STATED EXERCISE | Copy every line of the listing that holds the string "case".

*** INFORMATION GIVEN

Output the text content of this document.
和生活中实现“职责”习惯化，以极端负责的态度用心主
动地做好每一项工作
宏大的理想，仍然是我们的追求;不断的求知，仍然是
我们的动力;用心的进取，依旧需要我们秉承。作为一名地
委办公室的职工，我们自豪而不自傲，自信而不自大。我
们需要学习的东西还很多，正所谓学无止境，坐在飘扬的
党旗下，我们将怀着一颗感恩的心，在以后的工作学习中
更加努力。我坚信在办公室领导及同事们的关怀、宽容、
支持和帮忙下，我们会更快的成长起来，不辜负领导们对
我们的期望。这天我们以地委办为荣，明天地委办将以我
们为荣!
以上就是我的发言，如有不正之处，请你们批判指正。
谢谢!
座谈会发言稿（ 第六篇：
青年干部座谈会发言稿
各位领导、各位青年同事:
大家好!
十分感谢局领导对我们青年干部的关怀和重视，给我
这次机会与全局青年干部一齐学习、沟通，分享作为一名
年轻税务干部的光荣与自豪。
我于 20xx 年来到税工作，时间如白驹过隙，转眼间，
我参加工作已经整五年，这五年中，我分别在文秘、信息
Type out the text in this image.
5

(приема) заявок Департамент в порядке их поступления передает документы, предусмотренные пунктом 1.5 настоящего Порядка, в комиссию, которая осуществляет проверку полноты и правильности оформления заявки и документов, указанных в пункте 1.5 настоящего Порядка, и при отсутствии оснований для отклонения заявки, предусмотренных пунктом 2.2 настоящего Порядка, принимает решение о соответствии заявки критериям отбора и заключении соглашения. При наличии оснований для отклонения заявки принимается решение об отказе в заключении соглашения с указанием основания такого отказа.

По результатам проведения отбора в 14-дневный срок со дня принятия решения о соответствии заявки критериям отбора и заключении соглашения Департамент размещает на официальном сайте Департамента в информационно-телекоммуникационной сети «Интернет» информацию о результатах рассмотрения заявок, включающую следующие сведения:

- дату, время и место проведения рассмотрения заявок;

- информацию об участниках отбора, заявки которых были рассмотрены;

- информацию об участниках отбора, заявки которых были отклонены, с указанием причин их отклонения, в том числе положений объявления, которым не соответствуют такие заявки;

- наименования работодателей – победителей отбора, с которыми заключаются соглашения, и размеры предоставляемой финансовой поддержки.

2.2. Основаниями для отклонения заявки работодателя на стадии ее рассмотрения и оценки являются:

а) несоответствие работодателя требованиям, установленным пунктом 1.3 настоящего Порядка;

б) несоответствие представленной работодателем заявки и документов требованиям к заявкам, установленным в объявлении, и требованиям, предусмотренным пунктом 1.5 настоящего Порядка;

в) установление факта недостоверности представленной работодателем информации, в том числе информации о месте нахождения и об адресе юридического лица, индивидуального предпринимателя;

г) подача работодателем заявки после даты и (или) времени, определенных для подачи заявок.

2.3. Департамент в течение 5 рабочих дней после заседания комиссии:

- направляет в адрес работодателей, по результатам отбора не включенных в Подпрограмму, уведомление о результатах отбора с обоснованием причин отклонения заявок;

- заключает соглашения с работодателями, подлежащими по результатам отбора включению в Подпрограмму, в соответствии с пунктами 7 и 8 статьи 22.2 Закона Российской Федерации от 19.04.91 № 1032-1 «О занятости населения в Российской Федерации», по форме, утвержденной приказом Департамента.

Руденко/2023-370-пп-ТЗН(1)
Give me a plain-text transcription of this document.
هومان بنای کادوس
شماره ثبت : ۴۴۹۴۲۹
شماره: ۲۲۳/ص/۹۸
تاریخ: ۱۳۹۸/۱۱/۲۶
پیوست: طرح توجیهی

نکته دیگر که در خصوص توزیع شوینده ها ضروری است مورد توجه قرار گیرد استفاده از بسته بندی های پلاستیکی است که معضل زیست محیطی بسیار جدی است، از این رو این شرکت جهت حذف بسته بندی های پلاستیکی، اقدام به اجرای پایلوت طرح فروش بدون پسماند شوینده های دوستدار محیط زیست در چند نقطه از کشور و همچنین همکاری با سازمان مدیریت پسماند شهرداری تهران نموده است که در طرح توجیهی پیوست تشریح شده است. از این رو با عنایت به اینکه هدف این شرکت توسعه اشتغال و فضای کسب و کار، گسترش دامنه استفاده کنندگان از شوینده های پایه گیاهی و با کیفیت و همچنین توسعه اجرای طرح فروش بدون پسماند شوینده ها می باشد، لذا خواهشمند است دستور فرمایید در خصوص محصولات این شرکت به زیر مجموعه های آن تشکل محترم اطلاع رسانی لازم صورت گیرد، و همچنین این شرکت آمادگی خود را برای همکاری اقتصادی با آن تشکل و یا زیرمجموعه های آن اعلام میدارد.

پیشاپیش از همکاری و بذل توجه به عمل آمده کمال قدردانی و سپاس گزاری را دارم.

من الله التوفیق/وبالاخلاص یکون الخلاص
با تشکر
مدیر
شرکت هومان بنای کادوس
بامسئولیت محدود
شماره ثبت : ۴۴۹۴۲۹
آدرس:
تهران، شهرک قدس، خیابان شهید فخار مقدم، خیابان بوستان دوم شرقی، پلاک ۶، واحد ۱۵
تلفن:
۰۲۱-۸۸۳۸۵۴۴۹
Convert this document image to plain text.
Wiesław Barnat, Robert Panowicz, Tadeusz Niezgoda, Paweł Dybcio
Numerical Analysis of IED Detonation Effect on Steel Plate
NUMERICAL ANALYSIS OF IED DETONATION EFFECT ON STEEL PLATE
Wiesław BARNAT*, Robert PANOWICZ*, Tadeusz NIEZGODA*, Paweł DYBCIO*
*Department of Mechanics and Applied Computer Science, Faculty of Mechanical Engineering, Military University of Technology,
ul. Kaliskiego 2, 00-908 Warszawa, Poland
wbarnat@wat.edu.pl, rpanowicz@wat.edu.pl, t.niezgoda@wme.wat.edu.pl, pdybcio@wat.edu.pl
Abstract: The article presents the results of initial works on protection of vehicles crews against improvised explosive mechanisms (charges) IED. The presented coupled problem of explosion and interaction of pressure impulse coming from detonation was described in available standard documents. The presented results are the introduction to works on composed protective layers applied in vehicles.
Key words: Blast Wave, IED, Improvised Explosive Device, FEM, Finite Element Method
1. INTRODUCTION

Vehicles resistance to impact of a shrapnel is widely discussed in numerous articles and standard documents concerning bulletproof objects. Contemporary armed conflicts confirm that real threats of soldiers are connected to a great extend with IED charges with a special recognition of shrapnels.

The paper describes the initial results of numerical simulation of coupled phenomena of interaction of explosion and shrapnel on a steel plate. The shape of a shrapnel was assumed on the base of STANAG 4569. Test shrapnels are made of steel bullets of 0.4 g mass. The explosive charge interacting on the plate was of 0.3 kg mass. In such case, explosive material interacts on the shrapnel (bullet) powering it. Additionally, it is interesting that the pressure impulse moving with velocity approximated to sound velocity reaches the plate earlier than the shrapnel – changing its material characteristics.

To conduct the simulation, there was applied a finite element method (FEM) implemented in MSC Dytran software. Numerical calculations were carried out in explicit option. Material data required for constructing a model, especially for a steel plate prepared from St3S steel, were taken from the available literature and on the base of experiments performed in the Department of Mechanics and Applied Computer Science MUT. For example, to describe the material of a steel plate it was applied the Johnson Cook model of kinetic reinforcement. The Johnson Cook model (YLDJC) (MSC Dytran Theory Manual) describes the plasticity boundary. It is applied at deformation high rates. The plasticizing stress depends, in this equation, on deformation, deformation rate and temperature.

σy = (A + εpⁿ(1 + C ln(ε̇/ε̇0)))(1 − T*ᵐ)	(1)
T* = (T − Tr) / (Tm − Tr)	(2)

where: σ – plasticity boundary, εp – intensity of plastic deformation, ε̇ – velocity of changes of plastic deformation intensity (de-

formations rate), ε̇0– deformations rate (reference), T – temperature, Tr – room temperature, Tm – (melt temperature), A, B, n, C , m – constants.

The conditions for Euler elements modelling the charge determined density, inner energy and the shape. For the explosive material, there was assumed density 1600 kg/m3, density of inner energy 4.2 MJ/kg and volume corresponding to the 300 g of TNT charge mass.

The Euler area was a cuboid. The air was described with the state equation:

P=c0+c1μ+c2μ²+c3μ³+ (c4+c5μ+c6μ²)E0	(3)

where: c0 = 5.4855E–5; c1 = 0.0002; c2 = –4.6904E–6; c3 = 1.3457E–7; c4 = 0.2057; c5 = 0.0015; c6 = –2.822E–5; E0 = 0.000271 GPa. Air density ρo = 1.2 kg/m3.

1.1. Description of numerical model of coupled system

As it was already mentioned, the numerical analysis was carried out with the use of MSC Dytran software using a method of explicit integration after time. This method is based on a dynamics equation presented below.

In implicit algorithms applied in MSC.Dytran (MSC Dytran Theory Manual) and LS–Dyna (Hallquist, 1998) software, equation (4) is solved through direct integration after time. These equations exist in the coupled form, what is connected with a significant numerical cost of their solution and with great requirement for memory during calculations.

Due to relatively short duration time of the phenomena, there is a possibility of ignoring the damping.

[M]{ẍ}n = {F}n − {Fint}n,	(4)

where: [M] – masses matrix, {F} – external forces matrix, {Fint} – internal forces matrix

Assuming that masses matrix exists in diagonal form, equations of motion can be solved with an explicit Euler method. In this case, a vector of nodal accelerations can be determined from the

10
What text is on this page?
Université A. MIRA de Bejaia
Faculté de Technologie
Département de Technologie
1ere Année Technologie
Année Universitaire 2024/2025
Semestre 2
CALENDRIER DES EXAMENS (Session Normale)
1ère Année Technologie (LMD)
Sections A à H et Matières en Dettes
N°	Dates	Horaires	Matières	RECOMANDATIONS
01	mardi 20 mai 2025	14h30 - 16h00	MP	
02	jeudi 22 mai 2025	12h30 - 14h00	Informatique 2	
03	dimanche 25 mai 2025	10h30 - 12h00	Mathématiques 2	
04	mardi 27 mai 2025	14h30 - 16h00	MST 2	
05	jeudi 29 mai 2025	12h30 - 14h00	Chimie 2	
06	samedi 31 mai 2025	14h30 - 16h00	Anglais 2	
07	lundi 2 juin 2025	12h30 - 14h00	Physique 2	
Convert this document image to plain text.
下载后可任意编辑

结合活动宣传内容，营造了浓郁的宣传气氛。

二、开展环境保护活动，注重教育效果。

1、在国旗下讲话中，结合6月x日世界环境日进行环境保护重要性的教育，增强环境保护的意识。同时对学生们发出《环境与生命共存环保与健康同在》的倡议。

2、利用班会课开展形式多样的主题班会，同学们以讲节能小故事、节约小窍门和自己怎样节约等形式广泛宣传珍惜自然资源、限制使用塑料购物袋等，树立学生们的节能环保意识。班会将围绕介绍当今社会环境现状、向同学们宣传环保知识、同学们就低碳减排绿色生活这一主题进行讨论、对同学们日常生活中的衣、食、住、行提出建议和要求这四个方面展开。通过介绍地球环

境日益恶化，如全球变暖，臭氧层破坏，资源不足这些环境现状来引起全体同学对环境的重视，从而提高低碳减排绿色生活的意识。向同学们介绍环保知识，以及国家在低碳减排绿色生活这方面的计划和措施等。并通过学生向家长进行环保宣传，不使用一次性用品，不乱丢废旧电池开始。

******

OUTPUT FOR THIS EXERCISE |
The paper describes the initial results of numerical simulation of coupled phenomena of interaction of explosion and shrapnel on a steel plate. The shape of a shrapnel was assumed on the base of STANAG 4569. Test shrapnels are made of steel bullets of 0.4 g mass. The explosive charge interacting on the plate was of 0.3 kg mass. In such case, explosive material interacts on the shrapnel (bullet) powering it. Additionally, it is interesting that the pressure impulse moving with velocity approximated to sound velocity reaches the plate earlier than the shrapnel – changing its material characteristics.
Assuming that masses matrix exists in diagonal form, equations of motion can be solved with an explicit Euler method. In this case, a vector of nodal accelerations can be determined from the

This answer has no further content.